* [Given task]: Pictures do not belong in the copy; quote every entry below exactly.
--
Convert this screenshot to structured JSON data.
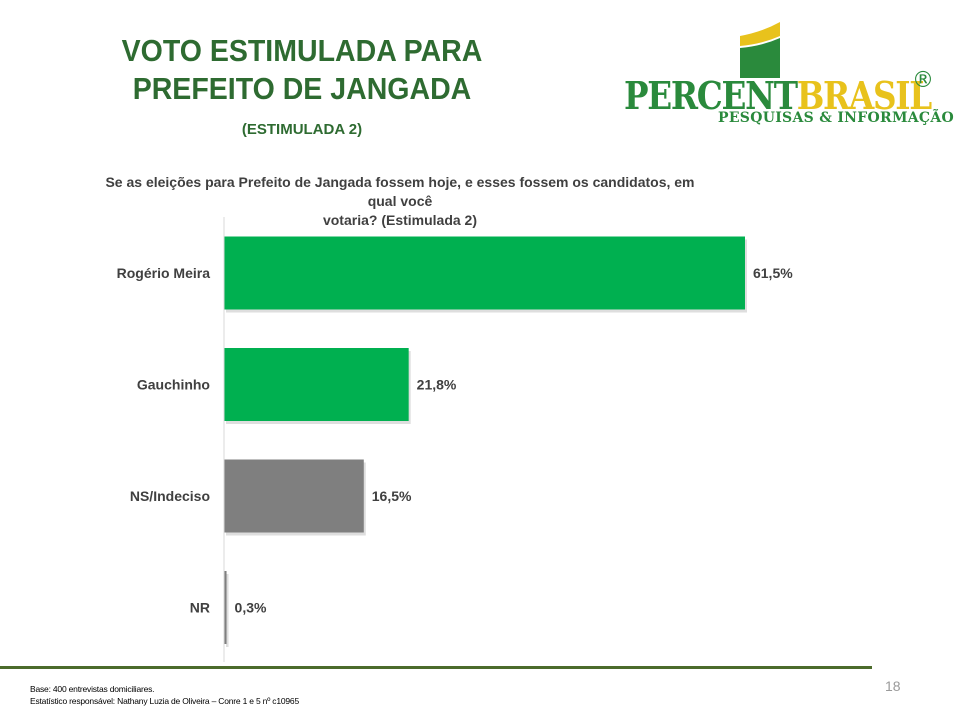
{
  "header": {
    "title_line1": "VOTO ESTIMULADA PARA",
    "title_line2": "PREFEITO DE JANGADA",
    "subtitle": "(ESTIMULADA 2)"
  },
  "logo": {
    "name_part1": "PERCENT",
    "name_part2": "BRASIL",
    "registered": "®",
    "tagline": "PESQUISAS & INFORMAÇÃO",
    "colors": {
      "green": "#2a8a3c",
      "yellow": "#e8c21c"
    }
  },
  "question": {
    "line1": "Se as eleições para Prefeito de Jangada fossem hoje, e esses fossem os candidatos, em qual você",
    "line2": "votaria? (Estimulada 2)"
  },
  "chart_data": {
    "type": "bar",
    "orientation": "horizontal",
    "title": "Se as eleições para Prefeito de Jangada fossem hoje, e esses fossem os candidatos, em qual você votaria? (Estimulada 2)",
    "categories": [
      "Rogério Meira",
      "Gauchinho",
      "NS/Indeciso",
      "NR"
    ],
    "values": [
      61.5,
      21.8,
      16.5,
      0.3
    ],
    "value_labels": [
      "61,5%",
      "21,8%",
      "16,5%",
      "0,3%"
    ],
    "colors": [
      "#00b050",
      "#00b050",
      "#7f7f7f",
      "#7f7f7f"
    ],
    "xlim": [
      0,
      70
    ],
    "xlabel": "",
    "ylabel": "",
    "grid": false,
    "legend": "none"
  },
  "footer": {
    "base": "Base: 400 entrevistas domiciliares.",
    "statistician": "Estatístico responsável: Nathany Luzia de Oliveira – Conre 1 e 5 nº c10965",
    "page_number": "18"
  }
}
--
* [Finished task]:
Convert this screenshot to structured JSON data.
{
  "header": {
    "title_line1": "VOTO ESTIMULADA PARA",
    "title_line2": "PREFEITO DE JANGADA",
    "subtitle": "(ESTIMULADA 2)"
  },
  "logo": {
    "name_part1": "PERCENT",
    "name_part2": "BRASIL",
    "registered": "®",
    "tagline": "PESQUISAS & INFORMAÇÃO",
    "colors": {
      "green": "#2a8a3c",
      "yellow": "#e8c21c"
    }
  },
  "question": {
    "line1": "Se as eleições para Prefeito de Jangada fossem hoje, e esses fossem os candidatos, em qual você",
    "line2": "votaria? (Estimulada 2)"
  },
  "chart_data": {
    "type": "bar",
    "orientation": "horizontal",
    "title": "Se as eleições para Prefeito de Jangada fossem hoje, e esses fossem os candidatos, em qual você votaria? (Estimulada 2)",
    "categories": [
      "Rogério Meira",
      "Gauchinho",
      "NS/Indeciso",
      "NR"
    ],
    "values": [
      61.5,
      21.8,
      16.5,
      0.3
    ],
    "value_labels": [
      "61,5%",
      "21,8%",
      "16,5%",
      "0,3%"
    ],
    "colors": [
      "#00b050",
      "#00b050",
      "#7f7f7f",
      "#7f7f7f"
    ],
    "xlim": [
      0,
      70
    ],
    "xlabel": "",
    "ylabel": "",
    "grid": false,
    "legend": "none"
  },
  "footer": {
    "base": "Base: 400 entrevistas domiciliares.",
    "statistician": "Estatístico responsável: Nathany Luzia de Oliveira – Conre 1 e 5 nº c10965",
    "page_number": "18"
  }
}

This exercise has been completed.